## [Your goal]
Write out the entries verbatim and leave the images out of the copy.
'''
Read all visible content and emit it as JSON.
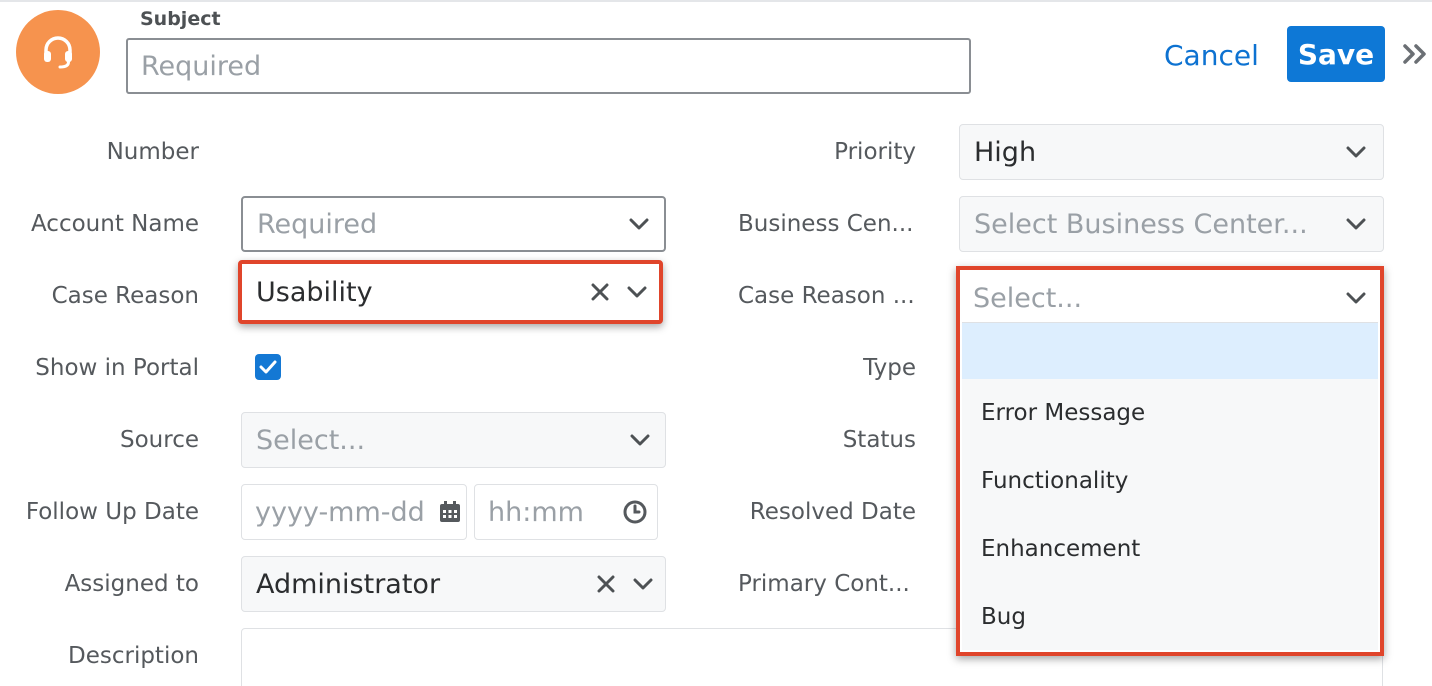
{
  "header": {
    "subject_label": "Subject",
    "subject_placeholder": "Required",
    "cancel_label": "Cancel",
    "save_label": "Save",
    "avatar_icon": "headset-icon",
    "more_icon": "double-chevron-right-icon",
    "avatar_color": "#f6934e",
    "accent_color": "#0e78d6"
  },
  "left_fields": {
    "number": {
      "label": "Number"
    },
    "account_name": {
      "label": "Account Name",
      "placeholder": "Required"
    },
    "case_reason": {
      "label": "Case Reason",
      "value": "Usability"
    },
    "show_in_portal": {
      "label": "Show in Portal",
      "checked": true
    },
    "source": {
      "label": "Source",
      "placeholder": "Select..."
    },
    "follow_up_date": {
      "label": "Follow Up Date",
      "date_placeholder": "yyyy-mm-dd",
      "time_placeholder": "hh:mm"
    },
    "assigned_to": {
      "label": "Assigned to",
      "value": "Administrator"
    },
    "description": {
      "label": "Description"
    }
  },
  "right_fields": {
    "priority": {
      "label": "Priority",
      "value": "High"
    },
    "business_center": {
      "label": "Business Cen...",
      "placeholder": "Select Business Center..."
    },
    "case_reason_detail": {
      "label": "Case Reason ...",
      "placeholder": "Select..."
    },
    "type": {
      "label": "Type"
    },
    "status": {
      "label": "Status"
    },
    "resolved_date": {
      "label": "Resolved Date"
    },
    "primary_contact": {
      "label": "Primary Cont..."
    }
  },
  "dropdown": {
    "options": [
      "",
      "Error Message",
      "Functionality",
      "Enhancement",
      "Bug"
    ],
    "active_index": 0
  },
  "highlight_color": "#e0452b"
}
'''
## [Right answer]
Read all visible content and emit it as JSON.
{
  "header": {
    "subject_label": "Subject",
    "subject_placeholder": "Required",
    "cancel_label": "Cancel",
    "save_label": "Save",
    "avatar_icon": "headset-icon",
    "more_icon": "double-chevron-right-icon",
    "avatar_color": "#f6934e",
    "accent_color": "#0e78d6"
  },
  "left_fields": {
    "number": {
      "label": "Number"
    },
    "account_name": {
      "label": "Account Name",
      "placeholder": "Required"
    },
    "case_reason": {
      "label": "Case Reason",
      "value": "Usability"
    },
    "show_in_portal": {
      "label": "Show in Portal",
      "checked": true
    },
    "source": {
      "label": "Source",
      "placeholder": "Select..."
    },
    "follow_up_date": {
      "label": "Follow Up Date",
      "date_placeholder": "yyyy-mm-dd",
      "time_placeholder": "hh:mm"
    },
    "assigned_to": {
      "label": "Assigned to",
      "value": "Administrator"
    },
    "description": {
      "label": "Description"
    }
  },
  "right_fields": {
    "priority": {
      "label": "Priority",
      "value": "High"
    },
    "business_center": {
      "label": "Business Cen...",
      "placeholder": "Select Business Center..."
    },
    "case_reason_detail": {
      "label": "Case Reason ...",
      "placeholder": "Select..."
    },
    "type": {
      "label": "Type"
    },
    "status": {
      "label": "Status"
    },
    "resolved_date": {
      "label": "Resolved Date"
    },
    "primary_contact": {
      "label": "Primary Cont..."
    }
  },
  "dropdown": {
    "options": [
      "",
      "Error Message",
      "Functionality",
      "Enhancement",
      "Bug"
    ],
    "active_index": 0
  },
  "highlight_color": "#e0452b"
}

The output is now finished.